--- start Records provided ---

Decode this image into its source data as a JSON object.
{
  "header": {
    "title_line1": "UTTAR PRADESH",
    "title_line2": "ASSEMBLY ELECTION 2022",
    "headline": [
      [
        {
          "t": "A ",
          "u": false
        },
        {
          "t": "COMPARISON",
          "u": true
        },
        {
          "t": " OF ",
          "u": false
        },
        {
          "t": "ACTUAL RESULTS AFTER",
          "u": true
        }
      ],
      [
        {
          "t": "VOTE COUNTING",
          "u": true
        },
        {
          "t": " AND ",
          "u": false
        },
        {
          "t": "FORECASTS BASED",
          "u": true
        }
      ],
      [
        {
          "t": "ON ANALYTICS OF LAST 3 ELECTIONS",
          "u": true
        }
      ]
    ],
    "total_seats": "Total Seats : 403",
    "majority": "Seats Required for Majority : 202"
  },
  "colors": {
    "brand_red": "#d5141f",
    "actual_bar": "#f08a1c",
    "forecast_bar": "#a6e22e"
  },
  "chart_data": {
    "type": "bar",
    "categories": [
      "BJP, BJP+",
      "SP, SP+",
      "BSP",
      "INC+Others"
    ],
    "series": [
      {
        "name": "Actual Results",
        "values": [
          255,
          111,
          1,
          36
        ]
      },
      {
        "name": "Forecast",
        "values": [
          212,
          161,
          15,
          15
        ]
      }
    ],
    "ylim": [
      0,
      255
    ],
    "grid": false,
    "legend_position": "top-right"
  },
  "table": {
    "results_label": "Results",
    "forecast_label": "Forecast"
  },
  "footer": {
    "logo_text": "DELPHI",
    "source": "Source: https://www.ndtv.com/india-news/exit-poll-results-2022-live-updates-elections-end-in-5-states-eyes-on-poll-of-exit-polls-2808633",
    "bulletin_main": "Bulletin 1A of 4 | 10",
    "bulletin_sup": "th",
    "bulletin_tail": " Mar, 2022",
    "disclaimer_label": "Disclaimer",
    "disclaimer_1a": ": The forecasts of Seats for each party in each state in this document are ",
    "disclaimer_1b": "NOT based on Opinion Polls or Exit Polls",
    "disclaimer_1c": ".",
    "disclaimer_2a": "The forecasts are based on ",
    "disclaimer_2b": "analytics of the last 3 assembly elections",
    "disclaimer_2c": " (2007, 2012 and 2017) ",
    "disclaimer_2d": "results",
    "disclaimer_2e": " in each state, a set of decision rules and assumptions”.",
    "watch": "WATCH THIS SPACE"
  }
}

--- end Records provided ---

**Your goal**
Copy out all of the records shown above exactly.

**The reply**
Decode this image into its source data as a JSON object.
{
  "header": {
    "title_line1": "UTTAR PRADESH",
    "title_line2": "ASSEMBLY ELECTION 2022",
    "headline": [
      [
        {
          "t": "A ",
          "u": false
        },
        {
          "t": "COMPARISON",
          "u": true
        },
        {
          "t": " OF ",
          "u": false
        },
        {
          "t": "ACTUAL RESULTS AFTER",
          "u": true
        }
      ],
      [
        {
          "t": "VOTE COUNTING",
          "u": true
        },
        {
          "t": " AND ",
          "u": false
        },
        {
          "t": "FORECASTS BASED",
          "u": true
        }
      ],
      [
        {
          "t": "ON ANALYTICS OF LAST 3 ELECTIONS",
          "u": true
        }
      ]
    ],
    "total_seats": "Total Seats : 403",
    "majority": "Seats Required for Majority : 202"
  },
  "colors": {
    "brand_red": "#d5141f",
    "actual_bar": "#f08a1c",
    "forecast_bar": "#a6e22e"
  },
  "chart_data": {
    "type": "bar",
    "categories": [
      "BJP, BJP+",
      "SP, SP+",
      "BSP",
      "INC+Others"
    ],
    "series": [
      {
        "name": "Actual Results",
        "values": [
          255,
          111,
          1,
          36
        ]
      },
      {
        "name": "Forecast",
        "values": [
          212,
          161,
          15,
          15
        ]
      }
    ],
    "ylim": [
      0,
      255
    ],
    "grid": false,
    "legend_position": "top-right"
  },
  "table": {
    "results_label": "Results",
    "forecast_label": "Forecast"
  },
  "footer": {
    "logo_text": "DELPHI",
    "source": "Source: https://www.ndtv.com/india-news/exit-poll-results-2022-live-updates-elections-end-in-5-states-eyes-on-poll-of-exit-polls-2808633",
    "bulletin_main": "Bulletin 1A of 4 | 10",
    "bulletin_sup": "th",
    "bulletin_tail": " Mar, 2022",
    "disclaimer_label": "Disclaimer",
    "disclaimer_1a": ": The forecasts of Seats for each party in each state in this document are ",
    "disclaimer_1b": "NOT based on Opinion Polls or Exit Polls",
    "disclaimer_1c": ".",
    "disclaimer_2a": "The forecasts are based on ",
    "disclaimer_2b": "analytics of the last 3 assembly elections",
    "disclaimer_2c": " (2007, 2012 and 2017) ",
    "disclaimer_2d": "results",
    "disclaimer_2e": " in each state, a set of decision rules and assumptions”.",
    "watch": "WATCH THIS SPACE"
  }
}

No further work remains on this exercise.